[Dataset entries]
-=-=-=-=-

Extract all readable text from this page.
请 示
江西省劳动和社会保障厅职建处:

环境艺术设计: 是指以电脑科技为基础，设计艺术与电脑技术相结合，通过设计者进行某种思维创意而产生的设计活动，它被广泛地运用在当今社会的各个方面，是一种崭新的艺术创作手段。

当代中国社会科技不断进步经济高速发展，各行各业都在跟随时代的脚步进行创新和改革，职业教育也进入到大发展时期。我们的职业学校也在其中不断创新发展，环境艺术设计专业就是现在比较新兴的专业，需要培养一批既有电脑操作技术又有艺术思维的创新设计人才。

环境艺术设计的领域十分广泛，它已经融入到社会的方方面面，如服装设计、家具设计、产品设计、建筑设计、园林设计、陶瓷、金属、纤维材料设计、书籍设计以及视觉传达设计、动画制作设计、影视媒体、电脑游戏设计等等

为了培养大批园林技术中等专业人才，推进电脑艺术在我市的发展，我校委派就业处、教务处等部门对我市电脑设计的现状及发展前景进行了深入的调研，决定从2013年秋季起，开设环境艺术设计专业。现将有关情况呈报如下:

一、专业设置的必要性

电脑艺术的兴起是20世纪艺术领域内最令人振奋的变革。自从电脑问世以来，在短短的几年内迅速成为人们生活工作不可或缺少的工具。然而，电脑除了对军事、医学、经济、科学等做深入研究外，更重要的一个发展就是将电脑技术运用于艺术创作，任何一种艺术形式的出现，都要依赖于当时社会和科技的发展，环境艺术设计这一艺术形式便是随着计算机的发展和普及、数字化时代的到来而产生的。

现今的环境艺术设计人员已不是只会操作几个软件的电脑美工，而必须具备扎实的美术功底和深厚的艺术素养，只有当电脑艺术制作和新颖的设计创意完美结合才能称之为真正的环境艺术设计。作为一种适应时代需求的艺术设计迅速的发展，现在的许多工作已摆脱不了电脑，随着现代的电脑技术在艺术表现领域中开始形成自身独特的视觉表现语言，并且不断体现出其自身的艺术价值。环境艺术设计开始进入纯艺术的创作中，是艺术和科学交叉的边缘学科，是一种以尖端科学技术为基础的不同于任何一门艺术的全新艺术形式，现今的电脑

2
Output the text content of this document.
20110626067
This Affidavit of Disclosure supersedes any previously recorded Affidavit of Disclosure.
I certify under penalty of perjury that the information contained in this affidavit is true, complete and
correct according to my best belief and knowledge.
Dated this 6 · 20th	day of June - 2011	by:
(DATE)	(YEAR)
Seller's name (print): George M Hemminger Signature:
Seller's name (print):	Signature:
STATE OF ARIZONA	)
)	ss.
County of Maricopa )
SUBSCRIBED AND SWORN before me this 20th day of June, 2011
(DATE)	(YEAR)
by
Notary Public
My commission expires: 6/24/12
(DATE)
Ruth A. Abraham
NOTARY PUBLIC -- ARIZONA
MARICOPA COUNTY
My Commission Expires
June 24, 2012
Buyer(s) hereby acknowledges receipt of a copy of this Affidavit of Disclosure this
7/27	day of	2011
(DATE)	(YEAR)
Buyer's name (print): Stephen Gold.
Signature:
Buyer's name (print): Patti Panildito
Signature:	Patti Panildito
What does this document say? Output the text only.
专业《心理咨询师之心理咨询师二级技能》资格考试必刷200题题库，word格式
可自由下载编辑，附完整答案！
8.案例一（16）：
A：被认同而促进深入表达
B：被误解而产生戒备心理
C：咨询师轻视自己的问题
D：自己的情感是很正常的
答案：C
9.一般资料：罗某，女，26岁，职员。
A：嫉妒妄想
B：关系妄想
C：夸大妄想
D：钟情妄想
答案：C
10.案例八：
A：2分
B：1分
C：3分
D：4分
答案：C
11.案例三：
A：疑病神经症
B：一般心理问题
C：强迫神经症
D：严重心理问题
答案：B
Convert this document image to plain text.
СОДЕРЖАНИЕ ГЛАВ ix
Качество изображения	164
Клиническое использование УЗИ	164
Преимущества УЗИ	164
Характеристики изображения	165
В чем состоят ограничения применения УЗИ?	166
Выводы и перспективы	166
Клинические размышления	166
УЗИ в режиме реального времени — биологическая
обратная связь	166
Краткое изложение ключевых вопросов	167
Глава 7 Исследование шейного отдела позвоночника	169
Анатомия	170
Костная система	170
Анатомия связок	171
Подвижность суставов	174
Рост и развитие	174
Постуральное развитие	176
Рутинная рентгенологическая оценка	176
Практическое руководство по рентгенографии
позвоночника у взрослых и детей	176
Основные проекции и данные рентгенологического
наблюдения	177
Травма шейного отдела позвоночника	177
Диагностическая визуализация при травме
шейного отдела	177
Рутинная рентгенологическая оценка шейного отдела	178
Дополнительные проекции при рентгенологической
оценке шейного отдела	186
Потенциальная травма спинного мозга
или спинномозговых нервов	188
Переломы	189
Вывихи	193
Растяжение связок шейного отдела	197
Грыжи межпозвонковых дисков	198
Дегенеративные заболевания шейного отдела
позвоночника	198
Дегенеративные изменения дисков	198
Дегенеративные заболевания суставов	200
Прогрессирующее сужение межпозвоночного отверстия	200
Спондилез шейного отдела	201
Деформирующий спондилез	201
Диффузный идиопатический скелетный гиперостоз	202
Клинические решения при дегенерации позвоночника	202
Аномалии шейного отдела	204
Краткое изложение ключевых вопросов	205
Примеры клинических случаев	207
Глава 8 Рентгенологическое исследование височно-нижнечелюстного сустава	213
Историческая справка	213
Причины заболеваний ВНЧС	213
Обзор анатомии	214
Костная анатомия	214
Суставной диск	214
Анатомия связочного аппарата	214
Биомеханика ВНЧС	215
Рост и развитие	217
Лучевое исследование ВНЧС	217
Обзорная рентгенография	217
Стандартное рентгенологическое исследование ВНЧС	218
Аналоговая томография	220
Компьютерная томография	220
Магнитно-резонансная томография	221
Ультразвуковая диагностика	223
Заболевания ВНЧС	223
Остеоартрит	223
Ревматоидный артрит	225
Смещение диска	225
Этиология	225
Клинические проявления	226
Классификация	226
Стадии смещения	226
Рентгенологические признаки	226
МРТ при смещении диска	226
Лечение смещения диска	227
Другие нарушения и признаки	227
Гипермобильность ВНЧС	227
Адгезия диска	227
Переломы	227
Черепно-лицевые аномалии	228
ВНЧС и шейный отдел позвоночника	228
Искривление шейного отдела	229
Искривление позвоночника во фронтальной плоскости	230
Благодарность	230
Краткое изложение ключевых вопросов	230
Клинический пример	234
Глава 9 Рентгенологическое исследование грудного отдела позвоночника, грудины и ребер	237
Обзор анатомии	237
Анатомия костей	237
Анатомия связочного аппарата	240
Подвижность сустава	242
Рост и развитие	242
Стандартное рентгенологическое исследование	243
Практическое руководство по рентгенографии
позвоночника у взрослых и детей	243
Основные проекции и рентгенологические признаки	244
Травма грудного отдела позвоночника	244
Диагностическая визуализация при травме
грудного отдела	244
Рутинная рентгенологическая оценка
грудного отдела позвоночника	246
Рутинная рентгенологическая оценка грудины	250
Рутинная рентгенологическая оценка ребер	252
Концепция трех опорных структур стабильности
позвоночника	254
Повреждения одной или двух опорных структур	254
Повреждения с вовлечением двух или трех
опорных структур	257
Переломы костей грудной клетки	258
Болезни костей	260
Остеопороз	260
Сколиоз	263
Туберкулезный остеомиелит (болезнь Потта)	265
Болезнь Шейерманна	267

-=-=-=-=-

EXERCISE REQUIREMENTS => Copy every line exactly. Leave nothing out.

REPLY =>
Extract all readable text from this page.
请 示
江西省劳动和社会保障厅职建处:

环境艺术设计: 是指以电脑科技为基础，设计艺术与电脑技术相结合，通过设计者进行某种思维创意而产生的设计活动，它被广泛地运用在当今社会的各个方面，是一种崭新的艺术创作手段。

当代中国社会科技不断进步经济高速发展，各行各业都在跟随时代的脚步进行创新和改革，职业教育也进入到大发展时期。我们的职业学校也在其中不断创新发展，环境艺术设计专业就是现在比较新兴的专业，需要培养一批既有电脑操作技术又有艺术思维的创新设计人才。

环境艺术设计的领域十分广泛，它已经融入到社会的方方面面，如服装设计、家具设计、产品设计、建筑设计、园林设计、陶瓷、金属、纤维材料设计、书籍设计以及视觉传达设计、动画制作设计、影视媒体、电脑游戏设计等等

为了培养大批园林技术中等专业人才，推进电脑艺术在我市的发展，我校委派就业处、教务处等部门对我市电脑设计的现状及发展前景进行了深入的调研，决定从2013年秋季起，开设环境艺术设计专业。现将有关情况呈报如下:

一、专业设置的必要性

电脑艺术的兴起是20世纪艺术领域内最令人振奋的变革。自从电脑问世以来，在短短的几年内迅速成为人们生活工作不可或缺少的工具。然而，电脑除了对军事、医学、经济、科学等做深入研究外，更重要的一个发展就是将电脑技术运用于艺术创作，任何一种艺术形式的出现，都要依赖于当时社会和科技的发展，环境艺术设计这一艺术形式便是随着计算机的发展和普及、数字化时代的到来而产生的。

现今的环境艺术设计人员已不是只会操作几个软件的电脑美工，而必须具备扎实的美术功底和深厚的艺术素养，只有当电脑艺术制作和新颖的设计创意完美结合才能称之为真正的环境艺术设计。作为一种适应时代需求的艺术设计迅速的发展，现在的许多工作已摆脱不了电脑，随着现代的电脑技术在艺术表现领域中开始形成自身独特的视觉表现语言，并且不断体现出其自身的艺术价值。环境艺术设计开始进入纯艺术的创作中，是艺术和科学交叉的边缘学科，是一种以尖端科学技术为基础的不同于任何一门艺术的全新艺术形式，现今的电脑

2
Output the text content of this document.
20110626067
This Affidavit of Disclosure supersedes any previously recorded Affidavit of Disclosure.
I certify under penalty of perjury that the information contained in this affidavit is true, complete and
correct according to my best belief and knowledge.
Dated this 6 · 20th	day of June - 2011	by:
(DATE)	(YEAR)
Seller's name (print): George M Hemminger Signature:
Seller's name (print):	Signature:
STATE OF ARIZONA	)
)	ss.
County of Maricopa )
SUBSCRIBED AND SWORN before me this 20th day of June, 2011
(DATE)	(YEAR)
by
Notary Public
My commission expires: 6/24/12
(DATE)
Ruth A. Abraham
NOTARY PUBLIC -- ARIZONA
MARICOPA COUNTY
My Commission Expires
June 24, 2012
Buyer(s) hereby acknowledges receipt of a copy of this Affidavit of Disclosure this
7/27	day of	2011
(DATE)	(YEAR)
Buyer's name (print): Stephen Gold.
Signature:
Buyer's name (print): Patti Panildito
Signature:	Patti Panildito
What does this document say? Output the text only.
专业《心理咨询师之心理咨询师二级技能》资格考试必刷200题题库，word格式
可自由下载编辑，附完整答案！
8.案例一（16）：
A：被认同而促进深入表达
B：被误解而产生戒备心理
C：咨询师轻视自己的问题
D：自己的情感是很正常的
答案：C
9.一般资料：罗某，女，26岁，职员。
A：嫉妒妄想
B：关系妄想
C：夸大妄想
D：钟情妄想
答案：C
10.案例八：
A：2分
B：1分
C：3分
D：4分
答案：C
11.案例三：
A：疑病神经症
B：一般心理问题
C：强迫神经症
D：严重心理问题
答案：B
Convert this document image to plain text.
СОДЕРЖАНИЕ ГЛАВ ix
Качество изображения	164
Клиническое использование УЗИ	164
Преимущества УЗИ	164
Характеристики изображения	165
В чем состоят ограничения применения УЗИ?	166
Выводы и перспективы	166
Клинические размышления	166
УЗИ в режиме реального времени — биологическая
обратная связь	166
Краткое изложение ключевых вопросов	167
Глава 7 Исследование шейного отдела позвоночника	169
Анатомия	170
Костная система	170
Анатомия связок	171
Подвижность суставов	174
Рост и развитие	174
Постуральное развитие	176
Рутинная рентгенологическая оценка	176
Практическое руководство по рентгенографии
позвоночника у взрослых и детей	176
Основные проекции и данные рентгенологического
наблюдения	177
Травма шейного отдела позвоночника	177
Диагностическая визуализация при травме
шейного отдела	177
Рутинная рентгенологическая оценка шейного отдела	178
Дополнительные проекции при рентгенологической
оценке шейного отдела	186
Потенциальная травма спинного мозга
или спинномозговых нервов	188
Переломы	189
Вывихи	193
Растяжение связок шейного отдела	197
Грыжи межпозвонковых дисков	198
Дегенеративные заболевания шейного отдела
позвоночника	198
Дегенеративные изменения дисков	198
Дегенеративные заболевания суставов	200
Прогрессирующее сужение межпозвоночного отверстия	200
Спондилез шейного отдела	201
Деформирующий спондилез	201
Диффузный идиопатический скелетный гиперостоз	202
Клинические решения при дегенерации позвоночника	202
Аномалии шейного отдела	204
Краткое изложение ключевых вопросов	205
Примеры клинических случаев	207
Глава 8 Рентгенологическое исследование височно-нижнечелюстного сустава	213
Историческая справка	213
Причины заболеваний ВНЧС	213
Обзор анатомии	214
Костная анатомия	214
Суставной диск	214
Анатомия связочного аппарата	214
Биомеханика ВНЧС	215
Рост и развитие	217
Лучевое исследование ВНЧС	217
Обзорная рентгенография	217
Стандартное рентгенологическое исследование ВНЧС	218
Аналоговая томография	220
Компьютерная томография	220
Магнитно-резонансная томография	221
Ультразвуковая диагностика	223
Заболевания ВНЧС	223
Остеоартрит	223
Ревматоидный артрит	225
Смещение диска	225
Этиология	225
Клинические проявления	226
Классификация	226
Стадии смещения	226
Рентгенологические признаки	226
МРТ при смещении диска	226
Лечение смещения диска	227
Другие нарушения и признаки	227
Гипермобильность ВНЧС	227
Адгезия диска	227
Переломы	227
Черепно-лицевые аномалии	228
ВНЧС и шейный отдел позвоночника	228
Искривление шейного отдела	229
Искривление позвоночника во фронтальной плоскости	230
Благодарность	230
Краткое изложение ключевых вопросов	230
Клинический пример	234
Глава 9 Рентгенологическое исследование грудного отдела позвоночника, грудины и ребер	237
Обзор анатомии	237
Анатомия костей	237
Анатомия связочного аппарата	240
Подвижность сустава	242
Рост и развитие	242
Стандартное рентгенологическое исследование	243
Практическое руководство по рентгенографии
позвоночника у взрослых и детей	243
Основные проекции и рентгенологические признаки	244
Травма грудного отдела позвоночника	244
Диагностическая визуализация при травме
грудного отдела	244
Рутинная рентгенологическая оценка
грудного отдела позвоночника	246
Рутинная рентгенологическая оценка грудины	250
Рутинная рентгенологическая оценка ребер	252
Концепция трех опорных структур стабильности
позвоночника	254
Повреждения одной или двух опорных структур	254
Повреждения с вовлечением двух или трех
опорных структур	257
Переломы костей грудной клетки	258
Болезни костей	260
Остеопороз	260
Сколиоз	263
Туберкулезный остеомиелит (болезнь Потта)	265
Болезнь Шейерманна	267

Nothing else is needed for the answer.